- [Short task] Set the listing down again exactly, please, apart from its pictures.

[Stored data entries]
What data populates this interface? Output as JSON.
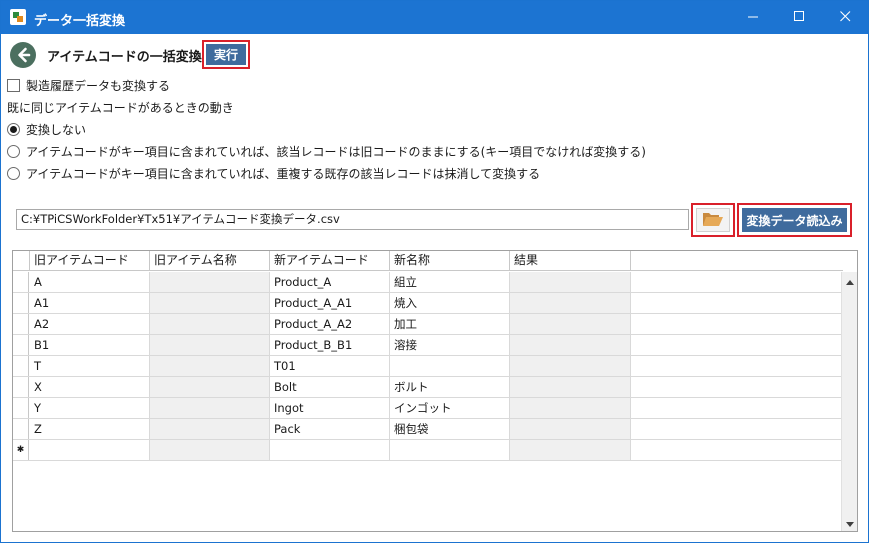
{
  "window": {
    "title": "データ一括変換"
  },
  "page": {
    "title": "アイテムコードの一括変換",
    "run_label": "実行"
  },
  "options": {
    "include_history_label": "製造履歴データも変換する",
    "include_history_checked": false,
    "existing_label": "既に同じアイテムコードがあるときの動き",
    "radio_options": [
      {
        "label": "変換しない",
        "checked": true
      },
      {
        "label": "アイテムコードがキー項目に含まれていれば、該当レコードは旧コードのままにする(キー項目でなければ変換する)",
        "checked": false
      },
      {
        "label": "アイテムコードがキー項目に含まれていれば、重複する既存の該当レコードは抹消して変換する",
        "checked": false
      }
    ]
  },
  "file": {
    "path": "C:¥TPiCSWorkFolder¥Tx51¥アイテムコード変換データ.csv",
    "load_label": "変換データ読込み"
  },
  "grid": {
    "columns": [
      "旧アイテムコード",
      "旧アイテム名称",
      "新アイテムコード",
      "新名称",
      "結果"
    ],
    "rows": [
      [
        "A",
        "",
        "Product_A",
        "組立",
        ""
      ],
      [
        "A1",
        "",
        "Product_A_A1",
        "焼入",
        ""
      ],
      [
        "A2",
        "",
        "Product_A_A2",
        "加工",
        ""
      ],
      [
        "B1",
        "",
        "Product_B_B1",
        "溶接",
        ""
      ],
      [
        "T",
        "",
        "T01",
        "",
        ""
      ],
      [
        "X",
        "",
        "Bolt",
        "ボルト",
        ""
      ],
      [
        "Y",
        "",
        "Ingot",
        "インゴット",
        ""
      ],
      [
        "Z",
        "",
        "Pack",
        "梱包袋",
        ""
      ]
    ],
    "new_row_marker": "✱"
  },
  "colors": {
    "titlebar": "#1c74d2",
    "button": "#3f6b9d",
    "highlight": "#d9202a",
    "readonly_cell": "#f0f0f0"
  },
  "icons": {
    "app": "app-icon",
    "back": "back-arrow-icon",
    "folder": "folder-open-icon",
    "minimize": "minimize-icon",
    "maximize": "maximize-icon",
    "close": "close-icon"
  }
}
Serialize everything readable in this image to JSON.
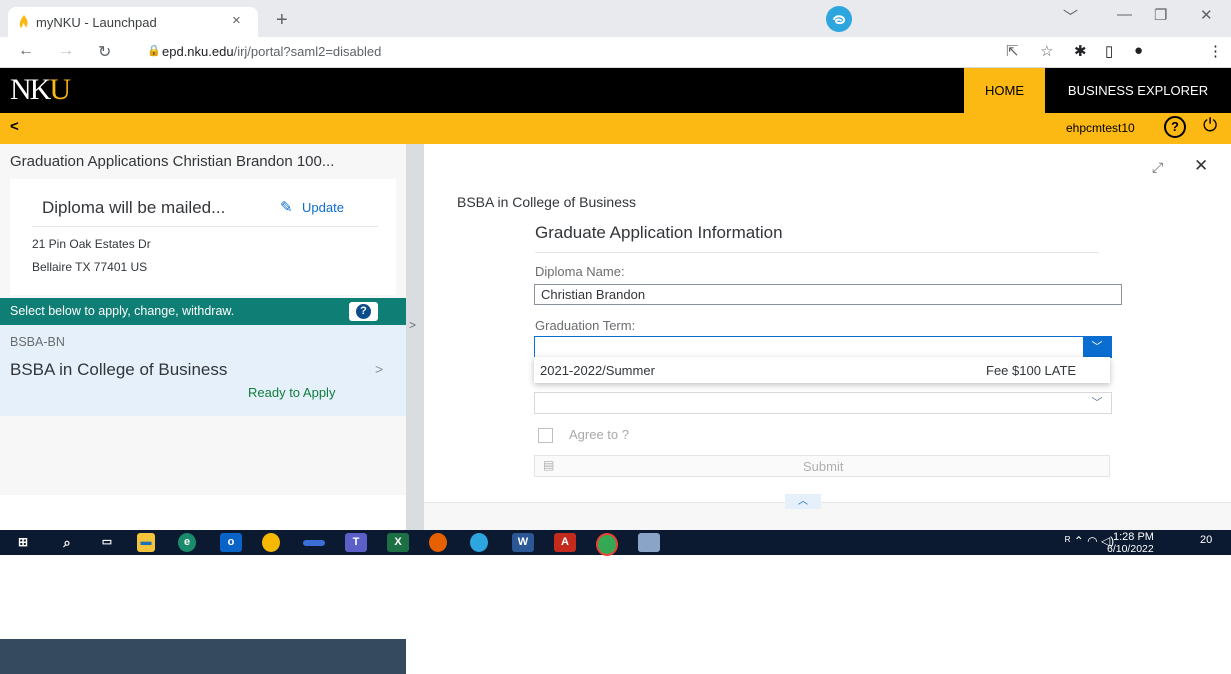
{
  "browser": {
    "tab_title": "myNKU - Launchpad",
    "tab_close": "×",
    "new_tab": "+",
    "url_domain": "epd.nku.edu",
    "url_path": "/irj/portal?saml2=disabled"
  },
  "header": {
    "logo": "NK",
    "logo_flame": "U",
    "nav": {
      "home": "HOME",
      "business_explorer": "BUSINESS EXPLORER"
    }
  },
  "subheader": {
    "back": "<",
    "username": "ehpcmtest10",
    "help": "?",
    "power": "⏻"
  },
  "left_pane": {
    "title": "Graduation Applications Christian Brandon 100...",
    "address_card": {
      "heading": "Diploma will be mailed...",
      "update_label": "Update",
      "line1": "21 Pin Oak Estates Dr",
      "line2": "Bellaire TX 77401 US"
    },
    "instruction": "Select below to apply, change, withdraw.",
    "instruction_help": "?",
    "program": {
      "code": "BSBA-BN",
      "name": "BSBA in College of Business",
      "status": "Ready to Apply"
    }
  },
  "right_pane": {
    "subtitle": "BSBA in College of Business",
    "form": {
      "title": "Graduate Application Information",
      "diploma_name_label": "Diploma Name:",
      "diploma_name_value": "Christian Brandon",
      "graduation_term_label": "Graduation Term:",
      "graduation_term_value": "",
      "dropdown_option": {
        "term": "2021-2022/Summer",
        "fee": "Fee $100 LATE"
      },
      "agree_label": "Agree to ?",
      "submit_label": "Submit"
    }
  },
  "taskbar": {
    "time": "1:28 PM",
    "date": "6/10/2022",
    "notifications": "20"
  },
  "colors": {
    "brand_gold": "#fdb913",
    "header_black": "#000000",
    "teal_bar": "#0f7e74",
    "selected_item_bg": "#e5f0fa",
    "status_green": "#107e3e",
    "link_blue": "#0a6ed1"
  }
}
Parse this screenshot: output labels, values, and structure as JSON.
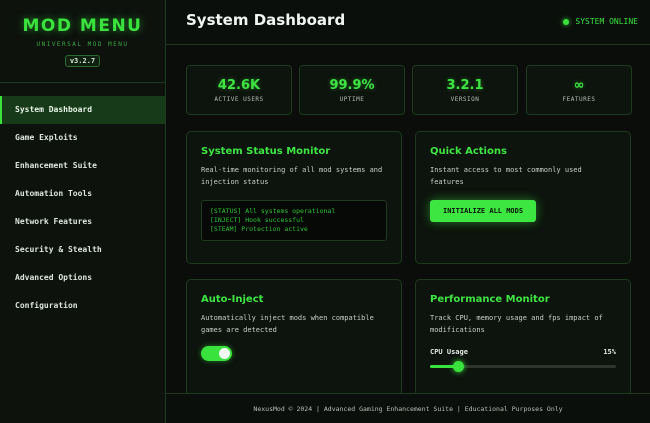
{
  "brand": {
    "title": "MOD MENU",
    "subtitle": "UNIVERSAL MOD MENU",
    "version": "v3.2.7"
  },
  "sidebar": {
    "items": [
      {
        "label": "System Dashboard",
        "active": true
      },
      {
        "label": "Game Exploits"
      },
      {
        "label": "Enhancement Suite"
      },
      {
        "label": "Automation Tools"
      },
      {
        "label": "Network Features"
      },
      {
        "label": "Security & Stealth"
      },
      {
        "label": "Advanced Options"
      },
      {
        "label": "Configuration"
      }
    ]
  },
  "header": {
    "title": "System Dashboard",
    "status": "SYSTEM ONLINE"
  },
  "stats": [
    {
      "value": "42.6K",
      "label": "ACTIVE USERS"
    },
    {
      "value": "99.9%",
      "label": "UPTIME"
    },
    {
      "value": "3.2.1",
      "label": "VERSION"
    },
    {
      "value": "∞",
      "label": "FEATURES"
    }
  ],
  "status_monitor": {
    "title": "System Status Monitor",
    "description": "Real-time monitoring of all mod systems and injection status",
    "logs": [
      "[STATUS] All systems operational",
      "[INJECT] Hook successful",
      "[STEAM] Protection active"
    ]
  },
  "quick_actions": {
    "title": "Quick Actions",
    "description": "Instant access to most commonly used features",
    "button": "INITIALIZE ALL MODS"
  },
  "auto_inject": {
    "title": "Auto-Inject",
    "description": "Automatically inject mods when compatible games are detected",
    "enabled": true
  },
  "performance": {
    "title": "Performance Monitor",
    "description": "Track CPU, memory usage and fps impact of modifications",
    "cpu_label": "CPU Usage",
    "cpu_value": "15%",
    "cpu_fraction": 0.15
  },
  "footer": {
    "text": "NexusMod © 2024 | Advanced Gaming Enhancement Suite | Educational Purposes Only"
  },
  "colors": {
    "accent": "#39e23d",
    "background": "#0a0d0a",
    "border": "#1f3a1f"
  }
}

- [Correct response]
What data populates this interface? Output as JSON.
{
  "window": {
    "title": "データ一括変換"
  },
  "page": {
    "title": "アイテムコードの一括変換",
    "run_label": "実行"
  },
  "options": {
    "include_history_label": "製造履歴データも変換する",
    "include_history_checked": false,
    "existing_label": "既に同じアイテムコードがあるときの動き",
    "radio_options": [
      {
        "label": "変換しない",
        "checked": true
      },
      {
        "label": "アイテムコードがキー項目に含まれていれば、該当レコードは旧コードのままにする(キー項目でなければ変換する)",
        "checked": false
      },
      {
        "label": "アイテムコードがキー項目に含まれていれば、重複する既存の該当レコードは抹消して変換する",
        "checked": false
      }
    ]
  },
  "file": {
    "path": "C:¥TPiCSWorkFolder¥Tx51¥アイテムコード変換データ.csv",
    "load_label": "変換データ読込み"
  },
  "grid": {
    "columns": [
      "旧アイテムコード",
      "旧アイテム名称",
      "新アイテムコード",
      "新名称",
      "結果"
    ],
    "rows": [
      [
        "A",
        "",
        "Product_A",
        "組立",
        ""
      ],
      [
        "A1",
        "",
        "Product_A_A1",
        "焼入",
        ""
      ],
      [
        "A2",
        "",
        "Product_A_A2",
        "加工",
        ""
      ],
      [
        "B1",
        "",
        "Product_B_B1",
        "溶接",
        ""
      ],
      [
        "T",
        "",
        "T01",
        "",
        ""
      ],
      [
        "X",
        "",
        "Bolt",
        "ボルト",
        ""
      ],
      [
        "Y",
        "",
        "Ingot",
        "インゴット",
        ""
      ],
      [
        "Z",
        "",
        "Pack",
        "梱包袋",
        ""
      ]
    ],
    "new_row_marker": "✱"
  },
  "colors": {
    "titlebar": "#1c74d2",
    "button": "#3f6b9d",
    "highlight": "#d9202a",
    "readonly_cell": "#f0f0f0"
  },
  "icons": {
    "app": "app-icon",
    "back": "back-arrow-icon",
    "folder": "folder-open-icon",
    "minimize": "minimize-icon",
    "maximize": "maximize-icon",
    "close": "close-icon"
  }
}
Serialize everything readable in this image to JSON.
{
  "browser": {
    "tab_title": "myNKU - Launchpad",
    "tab_close": "×",
    "new_tab": "+",
    "url_domain": "epd.nku.edu",
    "url_path": "/irj/portal?saml2=disabled"
  },
  "header": {
    "logo": "NK",
    "logo_flame": "U",
    "nav": {
      "home": "HOME",
      "business_explorer": "BUSINESS EXPLORER"
    }
  },
  "subheader": {
    "back": "<",
    "username": "ehpcmtest10",
    "help": "?",
    "power": "⏻"
  },
  "left_pane": {
    "title": "Graduation Applications Christian Brandon 100...",
    "address_card": {
      "heading": "Diploma will be mailed...",
      "update_label": "Update",
      "line1": "21 Pin Oak Estates Dr",
      "line2": "Bellaire TX 77401 US"
    },
    "instruction": "Select below to apply, change, withdraw.",
    "instruction_help": "?",
    "program": {
      "code": "BSBA-BN",
      "name": "BSBA in College of Business",
      "status": "Ready to Apply"
    }
  },
  "right_pane": {
    "subtitle": "BSBA in College of Business",
    "form": {
      "title": "Graduate Application Information",
      "diploma_name_label": "Diploma Name:",
      "diploma_name_value": "Christian Brandon",
      "graduation_term_label": "Graduation Term:",
      "graduation_term_value": "",
      "dropdown_option": {
        "term": "2021-2022/Summer",
        "fee": "Fee $100 LATE"
      },
      "agree_label": "Agree to ?",
      "submit_label": "Submit"
    }
  },
  "taskbar": {
    "time": "1:28 PM",
    "date": "6/10/2022",
    "notifications": "20"
  },
  "colors": {
    "brand_gold": "#fdb913",
    "header_black": "#000000",
    "teal_bar": "#0f7e74",
    "selected_item_bg": "#e5f0fa",
    "status_green": "#107e3e",
    "link_blue": "#0a6ed1"
  }
}
Parse this screenshot: output labels, values, and structure as JSON.
{
  "brand": {
    "title": "MOD MENU",
    "subtitle": "UNIVERSAL MOD MENU",
    "version": "v3.2.7"
  },
  "sidebar": {
    "items": [
      {
        "label": "System Dashboard",
        "active": true
      },
      {
        "label": "Game Exploits"
      },
      {
        "label": "Enhancement Suite"
      },
      {
        "label": "Automation Tools"
      },
      {
        "label": "Network Features"
      },
      {
        "label": "Security & Stealth"
      },
      {
        "label": "Advanced Options"
      },
      {
        "label": "Configuration"
      }
    ]
  },
  "header": {
    "title": "System Dashboard",
    "status": "SYSTEM ONLINE"
  },
  "stats": [
    {
      "value": "42.6K",
      "label": "ACTIVE USERS"
    },
    {
      "value": "99.9%",
      "label": "UPTIME"
    },
    {
      "value": "3.2.1",
      "label": "VERSION"
    },
    {
      "value": "∞",
      "label": "FEATURES"
    }
  ],
  "status_monitor": {
    "title": "System Status Monitor",
    "description": "Real-time monitoring of all mod systems and injection status",
    "logs": [
      "[STATUS] All systems operational",
      "[INJECT] Hook successful",
      "[STEAM] Protection active"
    ]
  },
  "quick_actions": {
    "title": "Quick Actions",
    "description": "Instant access to most commonly used features",
    "button": "INITIALIZE ALL MODS"
  },
  "auto_inject": {
    "title": "Auto-Inject",
    "description": "Automatically inject mods when compatible games are detected",
    "enabled": true
  },
  "performance": {
    "title": "Performance Monitor",
    "description": "Track CPU, memory usage and fps impact of modifications",
    "cpu_label": "CPU Usage",
    "cpu_value": "15%",
    "cpu_fraction": 0.15
  },
  "footer": {
    "text": "NexusMod © 2024 | Advanced Gaming Enhancement Suite | Educational Purposes Only"
  },
  "colors": {
    "accent": "#39e23d",
    "background": "#0a0d0a",
    "border": "#1f3a1f"
  }
}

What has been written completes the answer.